[Records about charts and figures]
------------

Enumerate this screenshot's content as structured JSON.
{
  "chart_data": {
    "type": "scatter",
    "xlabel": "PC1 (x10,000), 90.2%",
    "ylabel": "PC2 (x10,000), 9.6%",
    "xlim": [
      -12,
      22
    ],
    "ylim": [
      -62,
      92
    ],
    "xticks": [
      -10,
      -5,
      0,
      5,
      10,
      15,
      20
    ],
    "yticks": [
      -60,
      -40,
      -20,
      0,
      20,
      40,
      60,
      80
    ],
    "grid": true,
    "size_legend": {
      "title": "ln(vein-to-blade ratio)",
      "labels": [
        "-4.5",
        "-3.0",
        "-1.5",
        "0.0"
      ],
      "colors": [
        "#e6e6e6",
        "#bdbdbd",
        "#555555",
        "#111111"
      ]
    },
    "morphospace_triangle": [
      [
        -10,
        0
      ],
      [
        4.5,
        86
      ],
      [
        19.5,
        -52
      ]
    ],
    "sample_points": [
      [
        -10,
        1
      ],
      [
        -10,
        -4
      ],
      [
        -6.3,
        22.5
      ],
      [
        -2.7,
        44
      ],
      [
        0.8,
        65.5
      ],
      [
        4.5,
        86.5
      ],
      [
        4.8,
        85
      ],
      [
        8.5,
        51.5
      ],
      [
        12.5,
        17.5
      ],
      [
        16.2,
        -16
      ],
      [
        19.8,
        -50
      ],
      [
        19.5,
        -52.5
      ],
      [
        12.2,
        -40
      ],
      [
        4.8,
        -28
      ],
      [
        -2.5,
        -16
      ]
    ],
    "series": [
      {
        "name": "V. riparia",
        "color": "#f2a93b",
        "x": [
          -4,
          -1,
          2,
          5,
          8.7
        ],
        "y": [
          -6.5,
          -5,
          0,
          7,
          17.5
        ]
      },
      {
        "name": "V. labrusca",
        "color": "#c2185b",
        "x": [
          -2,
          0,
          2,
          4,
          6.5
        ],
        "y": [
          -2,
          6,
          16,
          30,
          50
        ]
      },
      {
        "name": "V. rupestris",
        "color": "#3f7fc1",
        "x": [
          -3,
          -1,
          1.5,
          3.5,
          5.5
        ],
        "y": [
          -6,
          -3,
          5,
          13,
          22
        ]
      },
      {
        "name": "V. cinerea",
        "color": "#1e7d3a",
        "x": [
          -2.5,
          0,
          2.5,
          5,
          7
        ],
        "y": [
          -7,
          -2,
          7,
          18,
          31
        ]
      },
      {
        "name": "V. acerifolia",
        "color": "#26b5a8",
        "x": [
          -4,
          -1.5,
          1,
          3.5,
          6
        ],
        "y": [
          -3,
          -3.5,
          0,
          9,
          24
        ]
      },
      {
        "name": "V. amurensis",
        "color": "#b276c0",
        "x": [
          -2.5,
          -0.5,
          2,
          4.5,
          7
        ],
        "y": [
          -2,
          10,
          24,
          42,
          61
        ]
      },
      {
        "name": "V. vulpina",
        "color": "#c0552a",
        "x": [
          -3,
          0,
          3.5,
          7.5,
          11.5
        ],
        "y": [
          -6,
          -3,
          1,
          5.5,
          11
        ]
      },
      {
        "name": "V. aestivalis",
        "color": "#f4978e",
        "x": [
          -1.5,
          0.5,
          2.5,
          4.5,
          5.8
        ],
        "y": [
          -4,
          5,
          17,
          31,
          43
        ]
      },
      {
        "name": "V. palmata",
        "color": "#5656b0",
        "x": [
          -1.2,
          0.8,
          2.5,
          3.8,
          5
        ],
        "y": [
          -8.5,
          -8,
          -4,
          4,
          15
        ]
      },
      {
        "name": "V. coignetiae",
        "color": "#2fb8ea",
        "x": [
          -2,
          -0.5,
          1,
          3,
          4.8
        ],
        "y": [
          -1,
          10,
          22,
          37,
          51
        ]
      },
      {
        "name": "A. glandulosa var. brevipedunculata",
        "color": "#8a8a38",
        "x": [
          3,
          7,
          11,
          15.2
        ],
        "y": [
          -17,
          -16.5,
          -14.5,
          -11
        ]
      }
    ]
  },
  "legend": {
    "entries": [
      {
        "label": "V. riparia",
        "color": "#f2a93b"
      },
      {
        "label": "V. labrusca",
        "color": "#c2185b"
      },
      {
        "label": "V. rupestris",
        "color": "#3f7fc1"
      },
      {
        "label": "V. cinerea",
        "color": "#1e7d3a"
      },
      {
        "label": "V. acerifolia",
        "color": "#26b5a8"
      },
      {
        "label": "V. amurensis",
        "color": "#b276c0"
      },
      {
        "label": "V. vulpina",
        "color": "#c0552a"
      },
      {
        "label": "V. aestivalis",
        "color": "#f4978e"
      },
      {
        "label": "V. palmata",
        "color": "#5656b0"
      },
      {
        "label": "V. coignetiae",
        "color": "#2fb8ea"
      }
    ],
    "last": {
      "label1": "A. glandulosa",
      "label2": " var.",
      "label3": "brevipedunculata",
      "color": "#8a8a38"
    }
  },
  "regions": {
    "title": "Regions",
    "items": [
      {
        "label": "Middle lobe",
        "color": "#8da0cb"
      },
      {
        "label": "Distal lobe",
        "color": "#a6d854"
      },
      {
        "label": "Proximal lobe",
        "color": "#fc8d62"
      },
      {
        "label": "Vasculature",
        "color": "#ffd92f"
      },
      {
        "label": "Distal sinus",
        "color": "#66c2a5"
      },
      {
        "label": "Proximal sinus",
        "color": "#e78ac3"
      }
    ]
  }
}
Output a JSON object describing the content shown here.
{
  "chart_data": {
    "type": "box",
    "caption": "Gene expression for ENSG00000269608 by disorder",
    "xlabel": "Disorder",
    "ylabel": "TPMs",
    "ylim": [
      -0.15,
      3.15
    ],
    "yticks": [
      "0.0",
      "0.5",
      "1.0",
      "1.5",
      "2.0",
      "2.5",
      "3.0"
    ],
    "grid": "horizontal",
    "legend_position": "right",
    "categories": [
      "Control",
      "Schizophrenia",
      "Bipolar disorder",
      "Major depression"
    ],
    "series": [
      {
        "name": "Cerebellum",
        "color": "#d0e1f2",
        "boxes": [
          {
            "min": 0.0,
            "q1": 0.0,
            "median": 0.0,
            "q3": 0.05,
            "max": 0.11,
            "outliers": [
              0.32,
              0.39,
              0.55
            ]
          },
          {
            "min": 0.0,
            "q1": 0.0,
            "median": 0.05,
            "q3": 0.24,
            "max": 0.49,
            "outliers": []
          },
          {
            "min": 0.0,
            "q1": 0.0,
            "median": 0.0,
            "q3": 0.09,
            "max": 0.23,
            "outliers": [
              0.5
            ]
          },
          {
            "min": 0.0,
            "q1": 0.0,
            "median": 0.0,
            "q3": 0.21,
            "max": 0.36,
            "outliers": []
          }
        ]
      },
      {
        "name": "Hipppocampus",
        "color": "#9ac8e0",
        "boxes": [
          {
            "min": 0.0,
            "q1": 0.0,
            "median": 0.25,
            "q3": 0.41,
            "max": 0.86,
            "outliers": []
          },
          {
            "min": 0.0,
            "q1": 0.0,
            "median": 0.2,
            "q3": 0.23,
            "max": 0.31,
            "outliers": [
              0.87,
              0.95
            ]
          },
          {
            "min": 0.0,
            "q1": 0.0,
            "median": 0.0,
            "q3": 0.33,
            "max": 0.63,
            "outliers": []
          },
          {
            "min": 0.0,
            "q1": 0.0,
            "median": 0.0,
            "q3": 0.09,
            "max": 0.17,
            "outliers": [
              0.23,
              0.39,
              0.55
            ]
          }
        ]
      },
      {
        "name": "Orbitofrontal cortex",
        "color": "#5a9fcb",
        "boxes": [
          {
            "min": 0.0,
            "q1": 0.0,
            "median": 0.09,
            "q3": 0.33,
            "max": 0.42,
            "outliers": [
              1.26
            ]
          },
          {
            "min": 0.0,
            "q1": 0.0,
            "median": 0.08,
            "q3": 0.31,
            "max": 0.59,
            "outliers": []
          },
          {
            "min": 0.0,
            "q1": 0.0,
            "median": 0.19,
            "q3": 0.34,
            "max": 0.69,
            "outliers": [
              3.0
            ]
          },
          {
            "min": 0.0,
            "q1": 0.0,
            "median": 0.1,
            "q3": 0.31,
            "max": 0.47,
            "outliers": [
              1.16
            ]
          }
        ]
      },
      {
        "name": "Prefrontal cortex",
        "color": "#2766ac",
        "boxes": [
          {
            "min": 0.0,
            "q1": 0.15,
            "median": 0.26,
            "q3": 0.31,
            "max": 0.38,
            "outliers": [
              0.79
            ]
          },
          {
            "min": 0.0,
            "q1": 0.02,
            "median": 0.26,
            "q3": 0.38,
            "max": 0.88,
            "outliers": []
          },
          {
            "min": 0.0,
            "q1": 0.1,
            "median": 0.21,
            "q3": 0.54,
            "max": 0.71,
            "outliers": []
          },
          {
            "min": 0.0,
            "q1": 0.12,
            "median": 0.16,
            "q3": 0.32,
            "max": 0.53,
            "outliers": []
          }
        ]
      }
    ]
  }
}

------------

• _Requirements_
In the entries above, locate every line with the word "content" and copy it.

• _Completed exercise_
Enumerate this screenshot's content as structured JSON.
Output a JSON object describing the content shown here.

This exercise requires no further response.